WHAT THE EXERCISE ASKS
Provide an exact copy of the data, excluding the images.

SUPPLIED ENTRIES
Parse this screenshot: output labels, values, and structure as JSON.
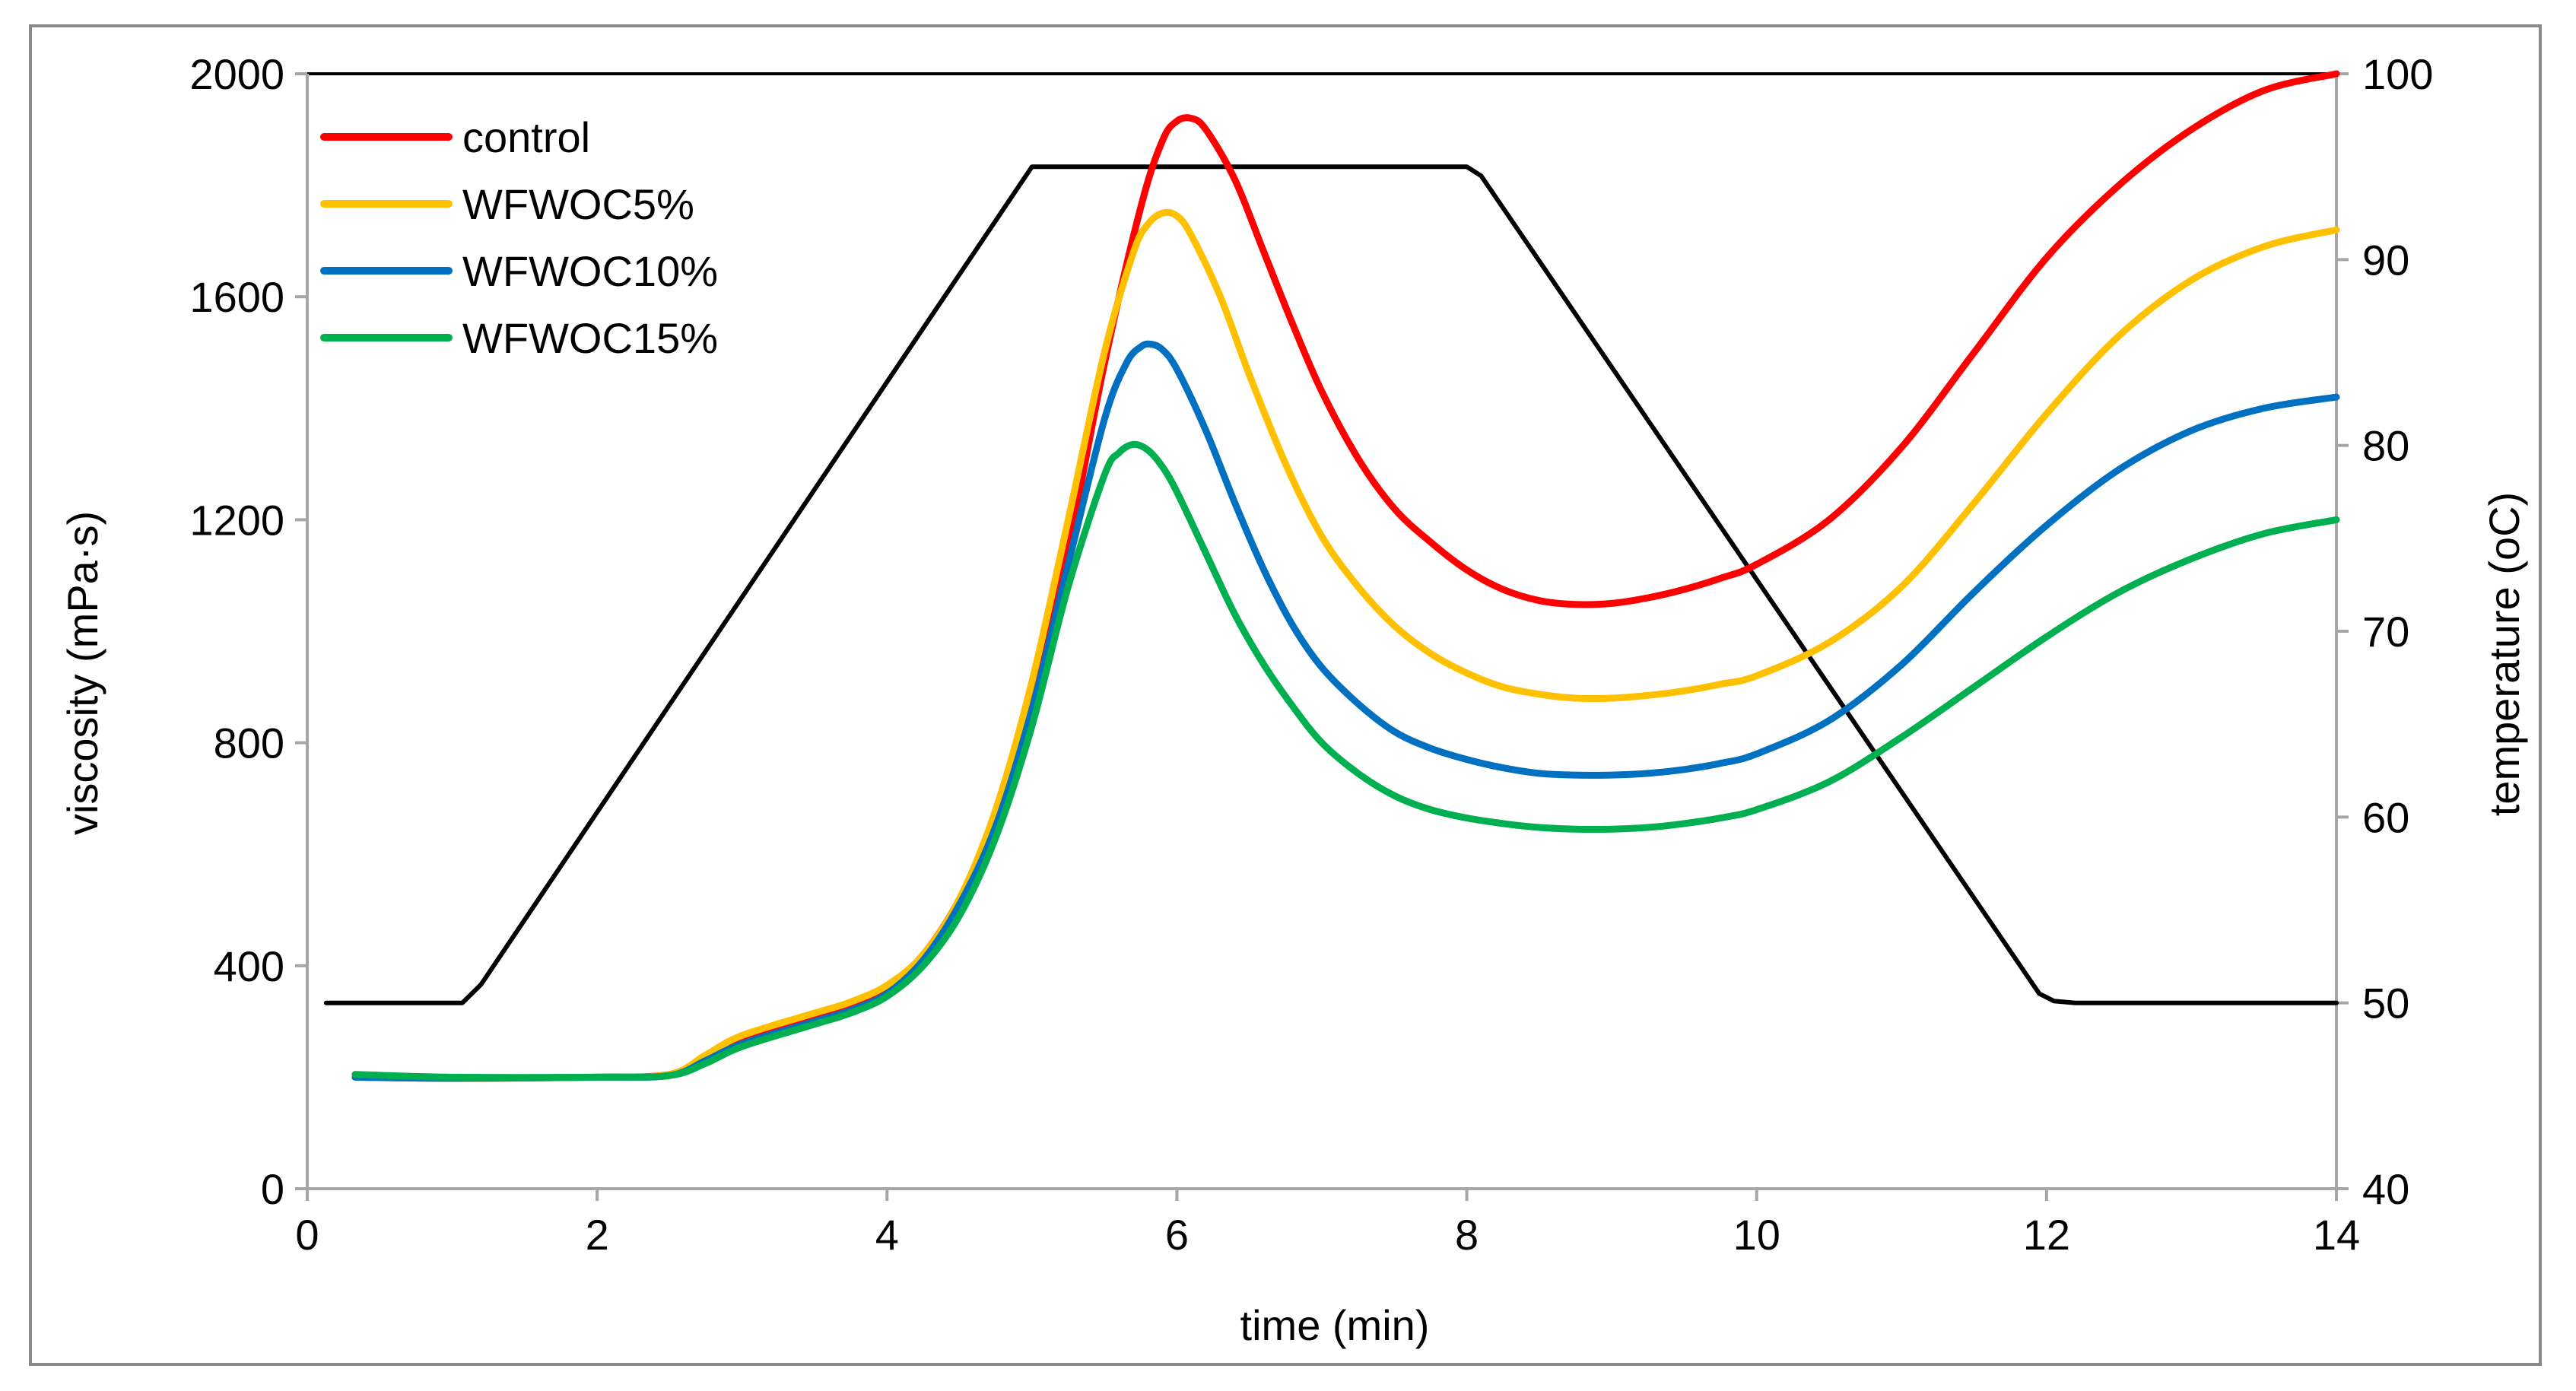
{
  "chart_data": {
    "type": "line",
    "title": "",
    "xlabel": "time (min)",
    "ylabel": "viscosity (mPa·s)",
    "y2label": "temperature (oC)",
    "xlim": [
      0,
      14
    ],
    "ylim": [
      0,
      2000
    ],
    "y2lim": [
      40,
      100
    ],
    "xticks": [
      0,
      2,
      4,
      6,
      8,
      10,
      12,
      14
    ],
    "yticks": [
      0,
      400,
      800,
      1200,
      1600,
      2000
    ],
    "y2ticks": [
      40,
      50,
      60,
      70,
      80,
      90,
      100
    ],
    "legend_position": "top-left",
    "series": [
      {
        "name": "control",
        "color": "#ff0000",
        "axis": "left",
        "x": [
          0.33,
          1.0,
          2.0,
          2.5,
          2.75,
          3.0,
          3.5,
          3.75,
          4.0,
          4.25,
          4.5,
          4.75,
          5.0,
          5.25,
          5.5,
          5.75,
          5.9,
          6.0,
          6.1,
          6.2,
          6.4,
          6.6,
          6.8,
          7.0,
          7.25,
          7.5,
          7.75,
          8.0,
          8.25,
          8.5,
          8.75,
          9.0,
          9.25,
          9.5,
          9.75,
          10.0,
          10.5,
          11.0,
          11.5,
          12.0,
          12.5,
          13.0,
          13.5,
          14.0
        ],
        "values": [
          200,
          198,
          200,
          205,
          235,
          270,
          310,
          330,
          360,
          420,
          520,
          670,
          880,
          1150,
          1480,
          1760,
          1880,
          1915,
          1920,
          1900,
          1810,
          1680,
          1550,
          1430,
          1310,
          1220,
          1160,
          1110,
          1075,
          1055,
          1048,
          1050,
          1060,
          1075,
          1095,
          1120,
          1200,
          1330,
          1500,
          1670,
          1800,
          1900,
          1970,
          2000
        ]
      },
      {
        "name": "WFWOC5%",
        "color": "#ffc000",
        "axis": "left",
        "x": [
          0.33,
          1.0,
          2.0,
          2.5,
          2.75,
          3.0,
          3.5,
          3.75,
          4.0,
          4.25,
          4.5,
          4.75,
          5.0,
          5.25,
          5.5,
          5.7,
          5.8,
          5.9,
          6.0,
          6.1,
          6.3,
          6.5,
          6.75,
          7.0,
          7.25,
          7.5,
          7.75,
          8.0,
          8.25,
          8.5,
          8.75,
          9.0,
          9.25,
          9.5,
          9.75,
          10.0,
          10.5,
          11.0,
          11.5,
          12.0,
          12.5,
          13.0,
          13.5,
          14.0
        ],
        "values": [
          200,
          198,
          200,
          205,
          240,
          275,
          315,
          335,
          365,
          420,
          520,
          680,
          910,
          1200,
          1500,
          1680,
          1730,
          1750,
          1745,
          1710,
          1600,
          1460,
          1300,
          1170,
          1080,
          1010,
          960,
          925,
          900,
          887,
          880,
          880,
          885,
          893,
          905,
          920,
          980,
          1080,
          1230,
          1390,
          1530,
          1630,
          1690,
          1720
        ]
      },
      {
        "name": "WFWOC10%",
        "color": "#0070c0",
        "axis": "left",
        "x": [
          0.33,
          1.0,
          2.0,
          2.5,
          2.75,
          3.0,
          3.5,
          3.75,
          4.0,
          4.25,
          4.5,
          4.75,
          5.0,
          5.25,
          5.5,
          5.65,
          5.75,
          5.82,
          5.9,
          6.0,
          6.2,
          6.4,
          6.6,
          6.8,
          7.0,
          7.25,
          7.5,
          7.75,
          8.0,
          8.25,
          8.5,
          8.75,
          9.0,
          9.25,
          9.5,
          9.75,
          10.0,
          10.5,
          11.0,
          11.5,
          12.0,
          12.5,
          13.0,
          13.5,
          14.0
        ],
        "values": [
          200,
          198,
          200,
          203,
          230,
          260,
          300,
          320,
          350,
          410,
          510,
          650,
          860,
          1120,
          1380,
          1480,
          1510,
          1515,
          1505,
          1470,
          1360,
          1230,
          1110,
          1010,
          935,
          870,
          820,
          790,
          770,
          755,
          745,
          742,
          742,
          745,
          752,
          763,
          780,
          840,
          940,
          1070,
          1190,
          1290,
          1360,
          1400,
          1420
        ]
      },
      {
        "name": "WFWOC15%",
        "color": "#00b050",
        "axis": "left",
        "x": [
          0.33,
          1.0,
          2.0,
          2.5,
          2.75,
          3.0,
          3.5,
          3.75,
          4.0,
          4.25,
          4.5,
          4.75,
          5.0,
          5.25,
          5.5,
          5.6,
          5.7,
          5.8,
          5.9,
          6.0,
          6.2,
          6.4,
          6.6,
          6.8,
          7.0,
          7.25,
          7.5,
          7.75,
          8.0,
          8.25,
          8.5,
          8.75,
          9.0,
          9.25,
          9.5,
          9.75,
          10.0,
          10.5,
          11.0,
          11.5,
          12.0,
          12.5,
          13.0,
          13.5,
          14.0
        ],
        "values": [
          205,
          200,
          200,
          203,
          225,
          255,
          295,
          315,
          345,
          400,
          490,
          630,
          830,
          1080,
          1280,
          1320,
          1335,
          1325,
          1295,
          1250,
          1140,
          1030,
          940,
          865,
          800,
          745,
          705,
          680,
          665,
          655,
          648,
          645,
          645,
          648,
          655,
          665,
          680,
          730,
          810,
          900,
          990,
          1070,
          1130,
          1175,
          1200
        ]
      },
      {
        "name": "temperature",
        "color": "#000000",
        "axis": "right",
        "x": [
          0.13,
          1.07,
          1.2,
          5.0,
          5.05,
          8.0,
          8.1,
          11.95,
          12.05,
          12.2,
          14.0
        ],
        "values": [
          50,
          50,
          51,
          95,
          95,
          95,
          94.5,
          50.5,
          50.1,
          50,
          50
        ]
      }
    ]
  }
}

FINISHED EXERCISE
Parse this screenshot: output labels, values, and structure as JSON.
{
  "chart_data": {
    "type": "line",
    "title": "",
    "xlabel": "time (min)",
    "ylabel": "viscosity (mPa·s)",
    "y2label": "temperature (oC)",
    "xlim": [
      0,
      14
    ],
    "ylim": [
      0,
      2000
    ],
    "y2lim": [
      40,
      100
    ],
    "xticks": [
      0,
      2,
      4,
      6,
      8,
      10,
      12,
      14
    ],
    "yticks": [
      0,
      400,
      800,
      1200,
      1600,
      2000
    ],
    "y2ticks": [
      40,
      50,
      60,
      70,
      80,
      90,
      100
    ],
    "legend_position": "top-left",
    "series": [
      {
        "name": "control",
        "color": "#ff0000",
        "axis": "left",
        "x": [
          0.33,
          1.0,
          2.0,
          2.5,
          2.75,
          3.0,
          3.5,
          3.75,
          4.0,
          4.25,
          4.5,
          4.75,
          5.0,
          5.25,
          5.5,
          5.75,
          5.9,
          6.0,
          6.1,
          6.2,
          6.4,
          6.6,
          6.8,
          7.0,
          7.25,
          7.5,
          7.75,
          8.0,
          8.25,
          8.5,
          8.75,
          9.0,
          9.25,
          9.5,
          9.75,
          10.0,
          10.5,
          11.0,
          11.5,
          12.0,
          12.5,
          13.0,
          13.5,
          14.0
        ],
        "values": [
          200,
          198,
          200,
          205,
          235,
          270,
          310,
          330,
          360,
          420,
          520,
          670,
          880,
          1150,
          1480,
          1760,
          1880,
          1915,
          1920,
          1900,
          1810,
          1680,
          1550,
          1430,
          1310,
          1220,
          1160,
          1110,
          1075,
          1055,
          1048,
          1050,
          1060,
          1075,
          1095,
          1120,
          1200,
          1330,
          1500,
          1670,
          1800,
          1900,
          1970,
          2000
        ]
      },
      {
        "name": "WFWOC5%",
        "color": "#ffc000",
        "axis": "left",
        "x": [
          0.33,
          1.0,
          2.0,
          2.5,
          2.75,
          3.0,
          3.5,
          3.75,
          4.0,
          4.25,
          4.5,
          4.75,
          5.0,
          5.25,
          5.5,
          5.7,
          5.8,
          5.9,
          6.0,
          6.1,
          6.3,
          6.5,
          6.75,
          7.0,
          7.25,
          7.5,
          7.75,
          8.0,
          8.25,
          8.5,
          8.75,
          9.0,
          9.25,
          9.5,
          9.75,
          10.0,
          10.5,
          11.0,
          11.5,
          12.0,
          12.5,
          13.0,
          13.5,
          14.0
        ],
        "values": [
          200,
          198,
          200,
          205,
          240,
          275,
          315,
          335,
          365,
          420,
          520,
          680,
          910,
          1200,
          1500,
          1680,
          1730,
          1750,
          1745,
          1710,
          1600,
          1460,
          1300,
          1170,
          1080,
          1010,
          960,
          925,
          900,
          887,
          880,
          880,
          885,
          893,
          905,
          920,
          980,
          1080,
          1230,
          1390,
          1530,
          1630,
          1690,
          1720
        ]
      },
      {
        "name": "WFWOC10%",
        "color": "#0070c0",
        "axis": "left",
        "x": [
          0.33,
          1.0,
          2.0,
          2.5,
          2.75,
          3.0,
          3.5,
          3.75,
          4.0,
          4.25,
          4.5,
          4.75,
          5.0,
          5.25,
          5.5,
          5.65,
          5.75,
          5.82,
          5.9,
          6.0,
          6.2,
          6.4,
          6.6,
          6.8,
          7.0,
          7.25,
          7.5,
          7.75,
          8.0,
          8.25,
          8.5,
          8.75,
          9.0,
          9.25,
          9.5,
          9.75,
          10.0,
          10.5,
          11.0,
          11.5,
          12.0,
          12.5,
          13.0,
          13.5,
          14.0
        ],
        "values": [
          200,
          198,
          200,
          203,
          230,
          260,
          300,
          320,
          350,
          410,
          510,
          650,
          860,
          1120,
          1380,
          1480,
          1510,
          1515,
          1505,
          1470,
          1360,
          1230,
          1110,
          1010,
          935,
          870,
          820,
          790,
          770,
          755,
          745,
          742,
          742,
          745,
          752,
          763,
          780,
          840,
          940,
          1070,
          1190,
          1290,
          1360,
          1400,
          1420
        ]
      },
      {
        "name": "WFWOC15%",
        "color": "#00b050",
        "axis": "left",
        "x": [
          0.33,
          1.0,
          2.0,
          2.5,
          2.75,
          3.0,
          3.5,
          3.75,
          4.0,
          4.25,
          4.5,
          4.75,
          5.0,
          5.25,
          5.5,
          5.6,
          5.7,
          5.8,
          5.9,
          6.0,
          6.2,
          6.4,
          6.6,
          6.8,
          7.0,
          7.25,
          7.5,
          7.75,
          8.0,
          8.25,
          8.5,
          8.75,
          9.0,
          9.25,
          9.5,
          9.75,
          10.0,
          10.5,
          11.0,
          11.5,
          12.0,
          12.5,
          13.0,
          13.5,
          14.0
        ],
        "values": [
          205,
          200,
          200,
          203,
          225,
          255,
          295,
          315,
          345,
          400,
          490,
          630,
          830,
          1080,
          1280,
          1320,
          1335,
          1325,
          1295,
          1250,
          1140,
          1030,
          940,
          865,
          800,
          745,
          705,
          680,
          665,
          655,
          648,
          645,
          645,
          648,
          655,
          665,
          680,
          730,
          810,
          900,
          990,
          1070,
          1130,
          1175,
          1200
        ]
      },
      {
        "name": "temperature",
        "color": "#000000",
        "axis": "right",
        "x": [
          0.13,
          1.07,
          1.2,
          5.0,
          5.05,
          8.0,
          8.1,
          11.95,
          12.05,
          12.2,
          14.0
        ],
        "values": [
          50,
          50,
          51,
          95,
          95,
          95,
          94.5,
          50.5,
          50.1,
          50,
          50
        ]
      }
    ]
  }
}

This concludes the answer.